(TASK DESCRIPTION)
Search the entries for the word "structures" and pull out each line that has it.

┄┄┄┄┄┄

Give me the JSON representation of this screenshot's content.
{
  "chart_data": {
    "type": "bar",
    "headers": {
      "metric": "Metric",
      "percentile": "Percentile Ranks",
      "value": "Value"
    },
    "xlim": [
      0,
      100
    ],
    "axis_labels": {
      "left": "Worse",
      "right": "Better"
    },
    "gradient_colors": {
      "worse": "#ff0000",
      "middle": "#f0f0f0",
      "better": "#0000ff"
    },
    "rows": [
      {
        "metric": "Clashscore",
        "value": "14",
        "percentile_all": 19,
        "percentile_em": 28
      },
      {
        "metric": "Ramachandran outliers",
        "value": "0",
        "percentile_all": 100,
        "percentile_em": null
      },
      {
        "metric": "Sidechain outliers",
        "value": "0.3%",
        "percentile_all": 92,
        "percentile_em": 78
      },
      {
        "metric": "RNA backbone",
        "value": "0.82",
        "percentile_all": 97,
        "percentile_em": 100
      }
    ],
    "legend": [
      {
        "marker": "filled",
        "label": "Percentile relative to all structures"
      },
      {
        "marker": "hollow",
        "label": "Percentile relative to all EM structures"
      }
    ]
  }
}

┄┄┄┄┄┄

(EXERCISE SOLUTION)
        "label": "Percentile relative to all structures"
        "label": "Percentile relative to all EM structures"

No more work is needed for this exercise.